Written task → Write out every entry, unchanged. Skip any picture.

Figure content listings
########
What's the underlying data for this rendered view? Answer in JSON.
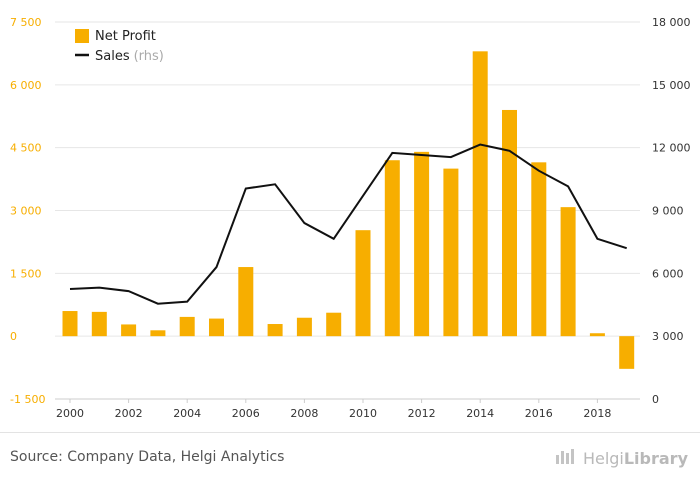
{
  "chart_data": {
    "type": "bar",
    "title": "",
    "xlabel": "",
    "ylabel": "",
    "categories": [
      "2000",
      "2001",
      "2002",
      "2003",
      "2004",
      "2005",
      "2006",
      "2007",
      "2008",
      "2009",
      "2010",
      "2011",
      "2012",
      "2013",
      "2014",
      "2015",
      "2016",
      "2017",
      "2018",
      "2019"
    ],
    "x_tick_labels": [
      "2000",
      "2002",
      "2004",
      "2006",
      "2008",
      "2010",
      "2012",
      "2014",
      "2016",
      "2018"
    ],
    "y_left": {
      "ylim": [
        -1500,
        7500
      ],
      "ticks": [
        "-1 500",
        "0",
        "1 500",
        "3 000",
        "4 500",
        "6 000",
        "7 500"
      ],
      "tick_values": [
        -1500,
        0,
        1500,
        3000,
        4500,
        6000,
        7500
      ]
    },
    "y_right": {
      "ylim": [
        0,
        18000
      ],
      "ticks": [
        "0",
        "3 000",
        "6 000",
        "9 000",
        "12 000",
        "15 000",
        "18 000"
      ],
      "tick_values": [
        0,
        3000,
        6000,
        9000,
        12000,
        15000,
        18000
      ]
    },
    "grid": true,
    "legend_position": "top-left",
    "series": [
      {
        "name": "Net Profit",
        "type": "bar",
        "axis": "left",
        "color": "#f7ae00",
        "values": [
          600,
          580,
          280,
          140,
          460,
          420,
          1650,
          290,
          440,
          560,
          2530,
          4200,
          4400,
          4000,
          6800,
          5400,
          4150,
          3080,
          70,
          -780
        ]
      },
      {
        "name": "Sales",
        "name_suffix": "(rhs)",
        "type": "line",
        "axis": "right",
        "color": "#111111",
        "values": [
          5250,
          5320,
          5150,
          4550,
          4650,
          6300,
          10050,
          10250,
          8400,
          7650,
          9700,
          11750,
          11650,
          11550,
          12150,
          11850,
          10900,
          10150,
          7650,
          7200
        ]
      }
    ]
  },
  "footer": {
    "source": "Source: Company Data, Helgi Analytics",
    "brand_light": "Helgi",
    "brand_strong": "Library"
  },
  "colors": {
    "bar": "#f7ae00",
    "line": "#111111",
    "grid": "#e6e6e6",
    "tick_text": "#f7ae00",
    "axis_text": "#333333"
  },
  "icons": {
    "logo": "helgi-building-icon"
  }
}
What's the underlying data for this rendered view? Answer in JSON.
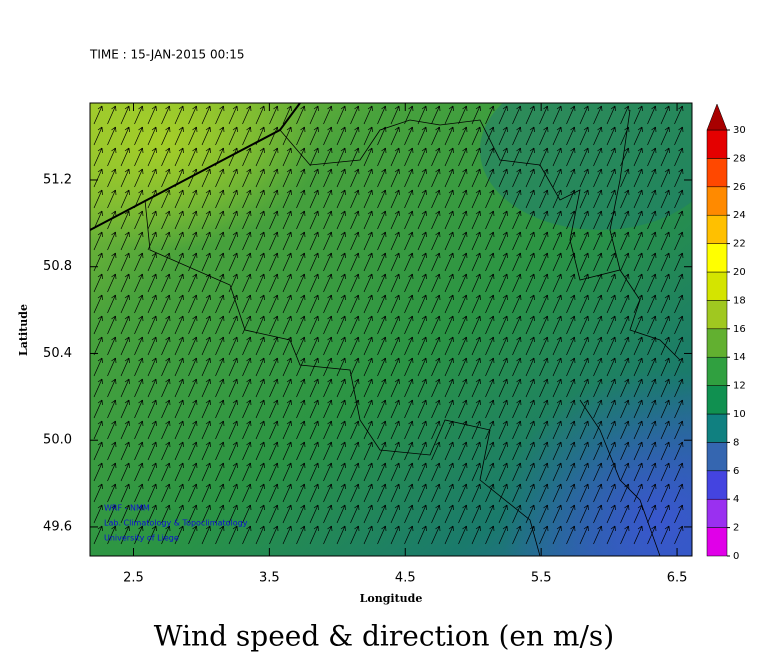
{
  "chart_data": {
    "type": "map",
    "time_label": "TIME : 15-JAN-2015 00:15",
    "title": "Wind speed & direction (en m/s)",
    "xlabel": "Longitude",
    "ylabel": "Latitude",
    "xlim": [
      2.18,
      6.61
    ],
    "ylim": [
      49.466,
      51.555
    ],
    "xticks": [
      2.5,
      3.5,
      4.5,
      5.5,
      6.5
    ],
    "yticks": [
      49.6,
      {
        "value": 50.0,
        "label": "50.0"
      },
      50.4,
      50.8,
      51.2
    ],
    "credits": [
      "WRF - NMM",
      "Lab. Climatology & Topoclimatology",
      "University of Liege"
    ],
    "colorbar": {
      "ticks": [
        0,
        2,
        4,
        6,
        8,
        10,
        12,
        14,
        16,
        18,
        20,
        22,
        24,
        26,
        28,
        30
      ],
      "colors": [
        "#e000e8",
        "#9a30f0",
        "#4444e0",
        "#3566b0",
        "#108080",
        "#109050",
        "#30a040",
        "#62b030",
        "#a0c820",
        "#d4e400",
        "#ffff00",
        "#ffc000",
        "#ff8a00",
        "#ff4800",
        "#e40000"
      ],
      "over_color": "#a80000"
    }
  }
}
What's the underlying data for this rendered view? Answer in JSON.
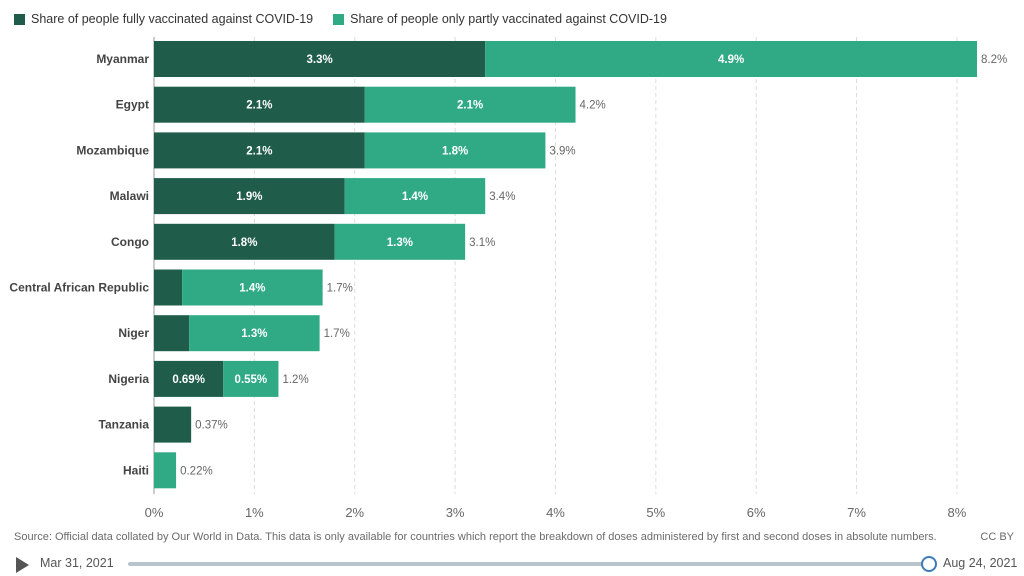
{
  "legend": {
    "full_label": "Share of people fully vaccinated against COVID-19",
    "partial_label": "Share of people only partly vaccinated against COVID-19",
    "full_color": "#1f5c4a",
    "partial_color": "#2faa84"
  },
  "chart_data": {
    "type": "bar",
    "orientation": "horizontal",
    "stacked": true,
    "categories": [
      "Myanmar",
      "Egypt",
      "Mozambique",
      "Malawi",
      "Congo",
      "Central African Republic",
      "Niger",
      "Nigeria",
      "Tanzania",
      "Haiti"
    ],
    "series": [
      {
        "name": "Share of people fully vaccinated against COVID-19",
        "values": [
          3.3,
          2.1,
          2.1,
          1.9,
          1.8,
          0.28,
          0.35,
          0.69,
          0.37,
          0
        ],
        "labels": [
          "3.3%",
          "2.1%",
          "2.1%",
          "1.9%",
          "1.8%",
          "",
          "",
          "0.69%",
          "",
          ""
        ]
      },
      {
        "name": "Share of people only partly vaccinated against COVID-19",
        "values": [
          4.9,
          2.1,
          1.8,
          1.4,
          1.3,
          1.4,
          1.3,
          0.55,
          0,
          0.22
        ],
        "labels": [
          "4.9%",
          "2.1%",
          "1.8%",
          "1.4%",
          "1.3%",
          "1.4%",
          "1.3%",
          "0.55%",
          "",
          ""
        ]
      }
    ],
    "totals": [
      "8.2%",
      "4.2%",
      "3.9%",
      "3.4%",
      "3.1%",
      "1.7%",
      "1.7%",
      "1.2%",
      "0.37%",
      "0.22%"
    ],
    "xlim": [
      0,
      8.2
    ],
    "xticks": [
      0,
      1,
      2,
      3,
      4,
      5,
      6,
      7,
      8
    ],
    "xtick_labels": [
      "0%",
      "1%",
      "2%",
      "3%",
      "4%",
      "5%",
      "6%",
      "7%",
      "8%"
    ],
    "grid": true
  },
  "footer": {
    "source": "Source: Official data collated by Our World in Data. This data is only available for countries which report the breakdown of doses administered by first and second doses in absolute numbers.",
    "license": "CC BY"
  },
  "timeline": {
    "start_date": "Mar 31, 2021",
    "end_date": "Aug 24, 2021",
    "position": 1.0
  }
}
########
Completed exercise →
What's the underlying data for this rendered view? Answer in JSON.
{
  "chart_data": {
    "type": "bar",
    "title": "",
    "xlabel": "",
    "ylabel": "",
    "categories": [
      "2000",
      "2001",
      "2002",
      "2003",
      "2004",
      "2005",
      "2006",
      "2007",
      "2008",
      "2009",
      "2010",
      "2011",
      "2012",
      "2013",
      "2014",
      "2015",
      "2016",
      "2017",
      "2018",
      "2019"
    ],
    "x_tick_labels": [
      "2000",
      "2002",
      "2004",
      "2006",
      "2008",
      "2010",
      "2012",
      "2014",
      "2016",
      "2018"
    ],
    "y_left": {
      "ylim": [
        -1500,
        7500
      ],
      "ticks": [
        "-1 500",
        "0",
        "1 500",
        "3 000",
        "4 500",
        "6 000",
        "7 500"
      ],
      "tick_values": [
        -1500,
        0,
        1500,
        3000,
        4500,
        6000,
        7500
      ]
    },
    "y_right": {
      "ylim": [
        0,
        18000
      ],
      "ticks": [
        "0",
        "3 000",
        "6 000",
        "9 000",
        "12 000",
        "15 000",
        "18 000"
      ],
      "tick_values": [
        0,
        3000,
        6000,
        9000,
        12000,
        15000,
        18000
      ]
    },
    "grid": true,
    "legend_position": "top-left",
    "series": [
      {
        "name": "Net Profit",
        "type": "bar",
        "axis": "left",
        "color": "#f7ae00",
        "values": [
          600,
          580,
          280,
          140,
          460,
          420,
          1650,
          290,
          440,
          560,
          2530,
          4200,
          4400,
          4000,
          6800,
          5400,
          4150,
          3080,
          70,
          -780
        ]
      },
      {
        "name": "Sales",
        "name_suffix": "(rhs)",
        "type": "line",
        "axis": "right",
        "color": "#111111",
        "values": [
          5250,
          5320,
          5150,
          4550,
          4650,
          6300,
          10050,
          10250,
          8400,
          7650,
          9700,
          11750,
          11650,
          11550,
          12150,
          11850,
          10900,
          10150,
          7650,
          7200
        ]
      }
    ]
  },
  "footer": {
    "source": "Source: Company Data, Helgi Analytics",
    "brand_light": "Helgi",
    "brand_strong": "Library"
  },
  "colors": {
    "bar": "#f7ae00",
    "line": "#111111",
    "grid": "#e6e6e6",
    "tick_text": "#f7ae00",
    "axis_text": "#333333"
  },
  "icons": {
    "logo": "helgi-building-icon"
  }
}
What's the underlying data for this rendered view? Answer in JSON.
{
  "chart_data": {
    "type": "map",
    "time_label": "TIME : 15-JAN-2015 00:15",
    "title": "Wind speed & direction (en m/s)",
    "xlabel": "Longitude",
    "ylabel": "Latitude",
    "xlim": [
      2.18,
      6.61
    ],
    "ylim": [
      49.466,
      51.555
    ],
    "xticks": [
      2.5,
      3.5,
      4.5,
      5.5,
      6.5
    ],
    "yticks": [
      49.6,
      {
        "value": 50.0,
        "label": "50.0"
      },
      50.4,
      50.8,
      51.2
    ],
    "credits": [
      "WRF - NMM",
      "Lab. Climatology & Topoclimatology",
      "University of Liege"
    ],
    "colorbar": {
      "ticks": [
        0,
        2,
        4,
        6,
        8,
        10,
        12,
        14,
        16,
        18,
        20,
        22,
        24,
        26,
        28,
        30
      ],
      "colors": [
        "#e000e8",
        "#9a30f0",
        "#4444e0",
        "#3566b0",
        "#108080",
        "#109050",
        "#30a040",
        "#62b030",
        "#a0c820",
        "#d4e400",
        "#ffff00",
        "#ffc000",
        "#ff8a00",
        "#ff4800",
        "#e40000"
      ],
      "over_color": "#a80000"
    }
  }
}
What's the underlying data for this rendered view? Answer in JSON.
{
  "legend": {
    "full_label": "Share of people fully vaccinated against COVID-19",
    "partial_label": "Share of people only partly vaccinated against COVID-19",
    "full_color": "#1f5c4a",
    "partial_color": "#2faa84"
  },
  "chart_data": {
    "type": "bar",
    "orientation": "horizontal",
    "stacked": true,
    "categories": [
      "Myanmar",
      "Egypt",
      "Mozambique",
      "Malawi",
      "Congo",
      "Central African Republic",
      "Niger",
      "Nigeria",
      "Tanzania",
      "Haiti"
    ],
    "series": [
      {
        "name": "Share of people fully vaccinated against COVID-19",
        "values": [
          3.3,
          2.1,
          2.1,
          1.9,
          1.8,
          0.28,
          0.35,
          0.69,
          0.37,
          0
        ],
        "labels": [
          "3.3%",
          "2.1%",
          "2.1%",
          "1.9%",
          "1.8%",
          "",
          "",
          "0.69%",
          "",
          ""
        ]
      },
      {
        "name": "Share of people only partly vaccinated against COVID-19",
        "values": [
          4.9,
          2.1,
          1.8,
          1.4,
          1.3,
          1.4,
          1.3,
          0.55,
          0,
          0.22
        ],
        "labels": [
          "4.9%",
          "2.1%",
          "1.8%",
          "1.4%",
          "1.3%",
          "1.4%",
          "1.3%",
          "0.55%",
          "",
          ""
        ]
      }
    ],
    "totals": [
      "8.2%",
      "4.2%",
      "3.9%",
      "3.4%",
      "3.1%",
      "1.7%",
      "1.7%",
      "1.2%",
      "0.37%",
      "0.22%"
    ],
    "xlim": [
      0,
      8.2
    ],
    "xticks": [
      0,
      1,
      2,
      3,
      4,
      5,
      6,
      7,
      8
    ],
    "xtick_labels": [
      "0%",
      "1%",
      "2%",
      "3%",
      "4%",
      "5%",
      "6%",
      "7%",
      "8%"
    ],
    "grid": true
  },
  "footer": {
    "source": "Source: Official data collated by Our World in Data. This data is only available for countries which report the breakdown of doses administered by first and second doses in absolute numbers.",
    "license": "CC BY"
  },
  "timeline": {
    "start_date": "Mar 31, 2021",
    "end_date": "Aug 24, 2021",
    "position": 1.0
  }
}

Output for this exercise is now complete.